[Stored items]

** BEGIN **

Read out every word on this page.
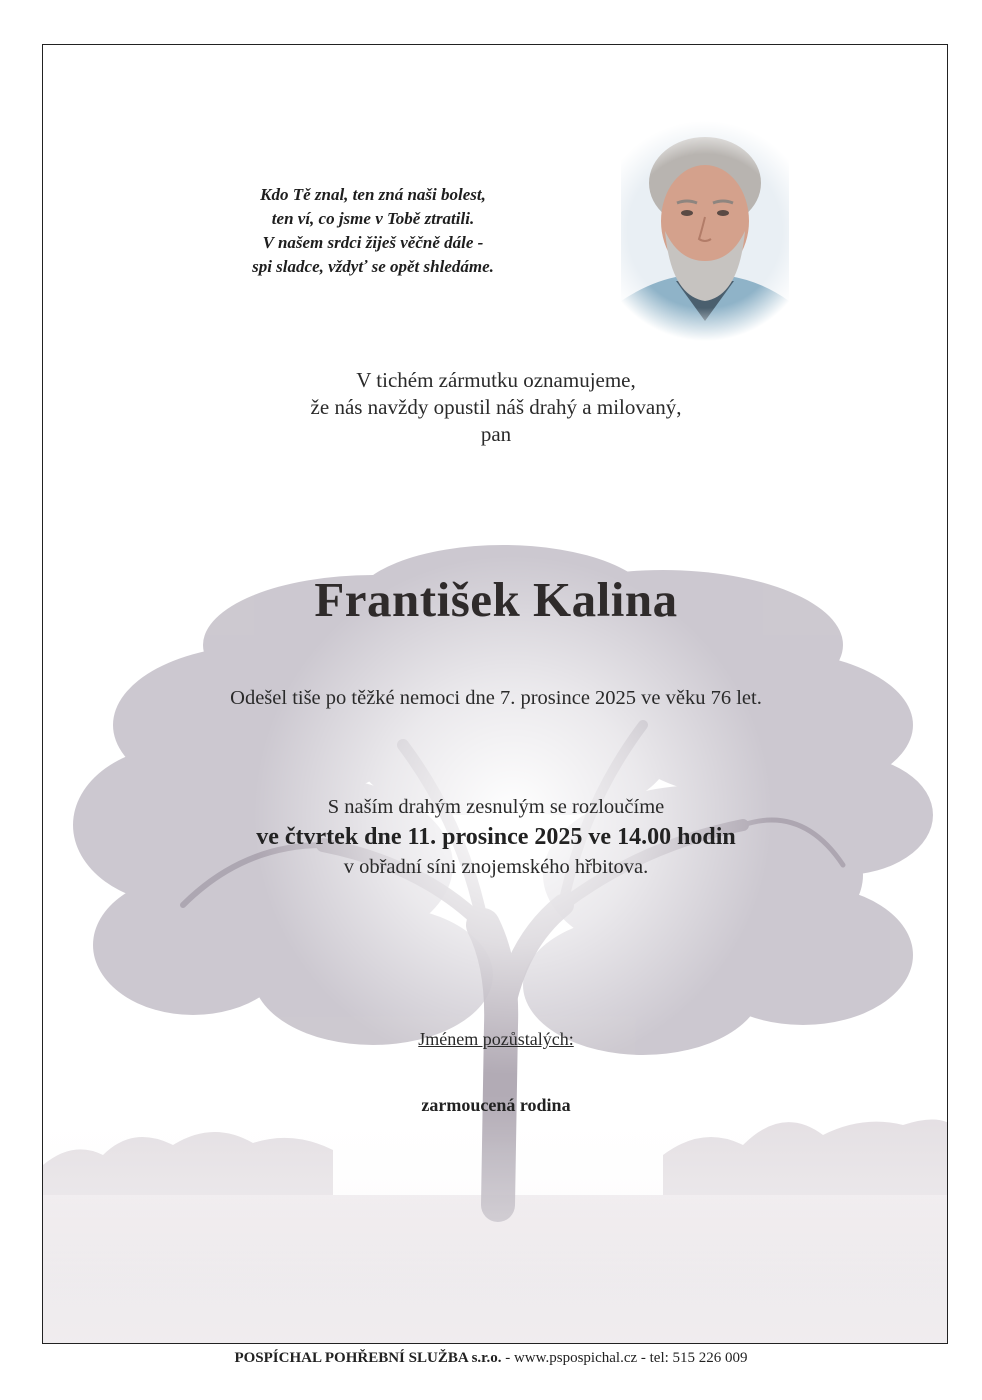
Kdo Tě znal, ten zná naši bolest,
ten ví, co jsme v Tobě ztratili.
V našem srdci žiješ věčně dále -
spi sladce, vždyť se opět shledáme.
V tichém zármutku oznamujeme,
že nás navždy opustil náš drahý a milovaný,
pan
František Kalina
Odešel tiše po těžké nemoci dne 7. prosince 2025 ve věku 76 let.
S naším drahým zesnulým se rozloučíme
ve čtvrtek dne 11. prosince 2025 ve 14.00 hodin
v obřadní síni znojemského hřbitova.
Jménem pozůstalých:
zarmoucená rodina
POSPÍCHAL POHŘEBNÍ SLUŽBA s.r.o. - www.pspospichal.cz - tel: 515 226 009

** END **
** BEGIN **

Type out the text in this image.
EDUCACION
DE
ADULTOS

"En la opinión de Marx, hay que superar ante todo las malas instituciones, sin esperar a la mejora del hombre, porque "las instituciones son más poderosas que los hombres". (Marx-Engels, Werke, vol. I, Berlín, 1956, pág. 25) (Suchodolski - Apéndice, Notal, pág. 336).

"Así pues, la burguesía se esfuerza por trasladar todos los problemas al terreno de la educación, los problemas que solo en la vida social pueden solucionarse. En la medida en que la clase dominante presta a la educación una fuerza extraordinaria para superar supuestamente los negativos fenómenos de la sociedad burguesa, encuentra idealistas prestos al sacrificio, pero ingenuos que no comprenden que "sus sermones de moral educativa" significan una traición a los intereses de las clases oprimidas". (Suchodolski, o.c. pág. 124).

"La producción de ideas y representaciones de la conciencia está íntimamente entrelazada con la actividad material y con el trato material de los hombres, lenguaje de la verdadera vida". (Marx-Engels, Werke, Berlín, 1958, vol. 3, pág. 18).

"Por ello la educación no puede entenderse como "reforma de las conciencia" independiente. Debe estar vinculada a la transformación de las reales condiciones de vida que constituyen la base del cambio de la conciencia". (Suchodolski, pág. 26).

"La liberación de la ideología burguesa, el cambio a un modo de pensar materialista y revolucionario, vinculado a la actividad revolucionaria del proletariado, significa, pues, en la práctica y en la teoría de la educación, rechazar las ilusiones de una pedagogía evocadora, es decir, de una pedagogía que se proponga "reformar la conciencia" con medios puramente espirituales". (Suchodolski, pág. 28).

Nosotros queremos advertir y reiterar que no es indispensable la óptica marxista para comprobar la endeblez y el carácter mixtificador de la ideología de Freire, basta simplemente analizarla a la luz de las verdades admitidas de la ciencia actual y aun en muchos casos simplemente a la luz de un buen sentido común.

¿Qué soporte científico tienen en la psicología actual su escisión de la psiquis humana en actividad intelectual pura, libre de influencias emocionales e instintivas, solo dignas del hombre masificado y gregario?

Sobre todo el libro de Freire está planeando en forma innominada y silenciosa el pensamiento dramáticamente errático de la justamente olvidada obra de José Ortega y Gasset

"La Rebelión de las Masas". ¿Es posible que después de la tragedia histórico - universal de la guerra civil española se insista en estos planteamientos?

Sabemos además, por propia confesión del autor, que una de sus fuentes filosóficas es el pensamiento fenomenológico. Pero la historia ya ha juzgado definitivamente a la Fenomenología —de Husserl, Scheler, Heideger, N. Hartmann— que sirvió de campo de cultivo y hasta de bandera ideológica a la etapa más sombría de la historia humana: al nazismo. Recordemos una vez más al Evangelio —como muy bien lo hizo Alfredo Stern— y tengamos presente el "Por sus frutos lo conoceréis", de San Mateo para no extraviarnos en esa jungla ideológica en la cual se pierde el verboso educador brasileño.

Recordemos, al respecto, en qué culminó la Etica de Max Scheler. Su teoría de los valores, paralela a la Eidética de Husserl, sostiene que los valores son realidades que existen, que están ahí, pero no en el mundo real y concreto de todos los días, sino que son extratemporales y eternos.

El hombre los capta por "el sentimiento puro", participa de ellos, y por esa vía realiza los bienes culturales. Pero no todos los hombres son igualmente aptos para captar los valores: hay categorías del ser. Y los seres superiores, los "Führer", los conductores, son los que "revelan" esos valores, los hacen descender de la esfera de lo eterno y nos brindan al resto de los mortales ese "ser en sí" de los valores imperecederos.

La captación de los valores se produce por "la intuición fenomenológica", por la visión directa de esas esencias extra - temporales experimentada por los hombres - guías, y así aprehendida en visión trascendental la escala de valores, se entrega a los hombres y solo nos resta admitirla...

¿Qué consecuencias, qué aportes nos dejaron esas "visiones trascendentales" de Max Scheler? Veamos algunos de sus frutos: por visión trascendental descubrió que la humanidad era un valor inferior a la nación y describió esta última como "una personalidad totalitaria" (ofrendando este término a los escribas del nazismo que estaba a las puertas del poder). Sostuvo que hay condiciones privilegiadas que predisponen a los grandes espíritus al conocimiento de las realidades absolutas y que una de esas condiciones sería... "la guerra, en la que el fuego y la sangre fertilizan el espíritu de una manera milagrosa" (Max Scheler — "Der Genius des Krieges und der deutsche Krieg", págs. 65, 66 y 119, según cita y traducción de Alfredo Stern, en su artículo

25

** END **
** BEGIN **

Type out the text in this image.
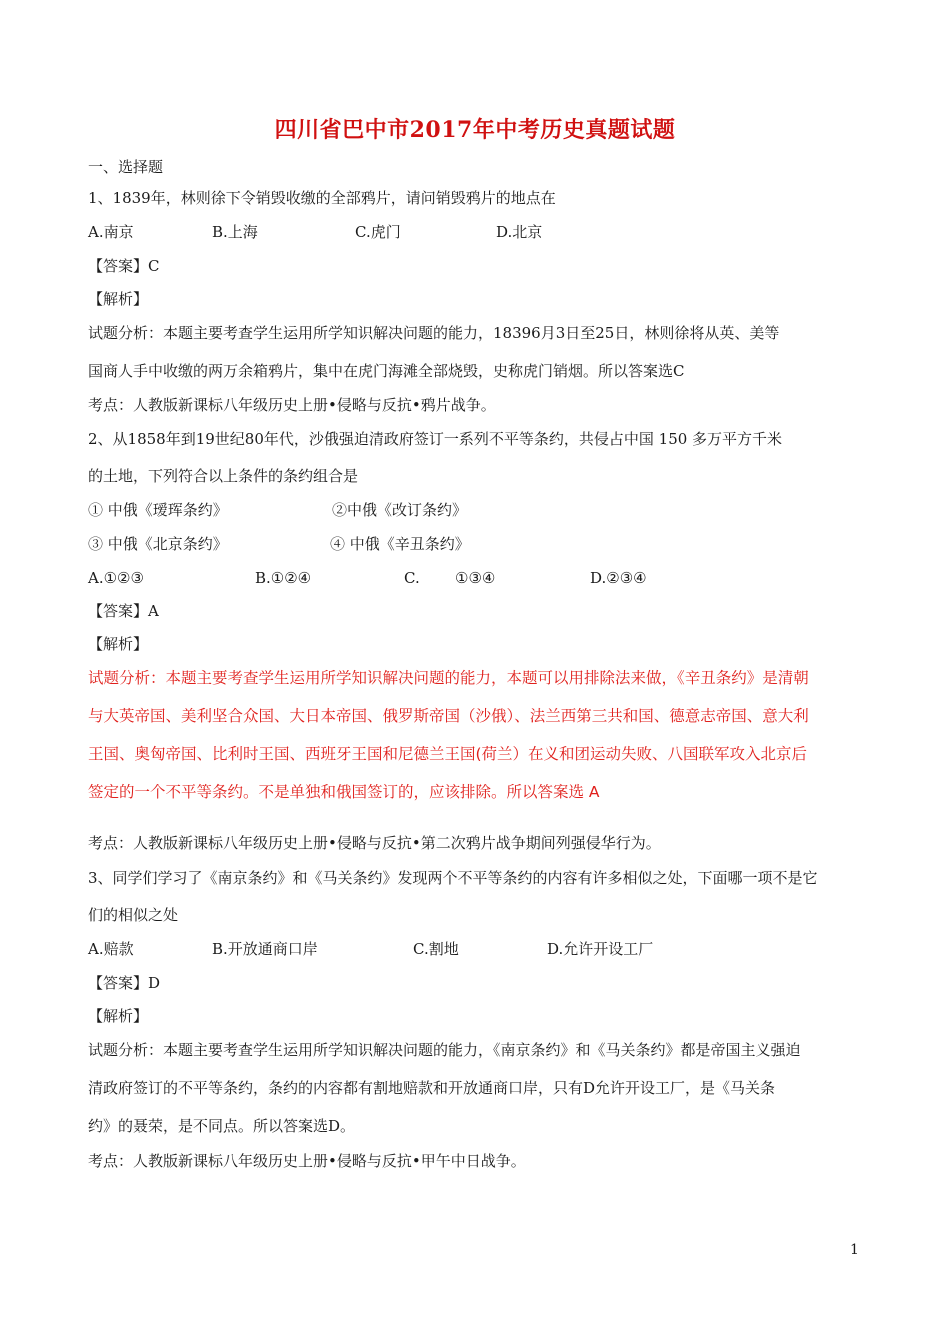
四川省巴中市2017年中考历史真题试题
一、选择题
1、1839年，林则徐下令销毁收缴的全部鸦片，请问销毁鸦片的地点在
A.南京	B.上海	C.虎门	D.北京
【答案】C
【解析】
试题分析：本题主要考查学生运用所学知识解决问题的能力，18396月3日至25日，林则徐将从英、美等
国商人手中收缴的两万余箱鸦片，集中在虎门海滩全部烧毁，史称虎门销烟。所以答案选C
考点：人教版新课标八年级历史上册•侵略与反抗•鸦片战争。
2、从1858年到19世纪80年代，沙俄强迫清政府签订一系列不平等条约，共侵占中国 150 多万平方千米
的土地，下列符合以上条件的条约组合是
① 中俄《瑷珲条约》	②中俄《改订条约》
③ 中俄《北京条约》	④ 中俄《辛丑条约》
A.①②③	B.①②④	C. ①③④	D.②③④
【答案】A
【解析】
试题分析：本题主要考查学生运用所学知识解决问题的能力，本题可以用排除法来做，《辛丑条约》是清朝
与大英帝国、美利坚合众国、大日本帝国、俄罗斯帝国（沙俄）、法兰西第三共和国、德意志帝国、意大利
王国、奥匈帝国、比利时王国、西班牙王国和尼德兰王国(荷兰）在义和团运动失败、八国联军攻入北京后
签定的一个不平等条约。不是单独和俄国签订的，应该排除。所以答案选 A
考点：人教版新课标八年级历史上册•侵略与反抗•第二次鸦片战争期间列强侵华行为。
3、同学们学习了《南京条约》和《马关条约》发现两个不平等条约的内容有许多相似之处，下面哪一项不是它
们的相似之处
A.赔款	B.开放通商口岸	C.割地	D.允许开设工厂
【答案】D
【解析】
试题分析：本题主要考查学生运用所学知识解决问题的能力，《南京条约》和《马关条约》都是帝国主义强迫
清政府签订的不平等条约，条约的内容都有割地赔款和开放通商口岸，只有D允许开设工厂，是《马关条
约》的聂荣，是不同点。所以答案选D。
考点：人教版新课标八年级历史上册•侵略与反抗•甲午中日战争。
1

** END **

Give only the number of lines in the entries that contain "condiciones".

2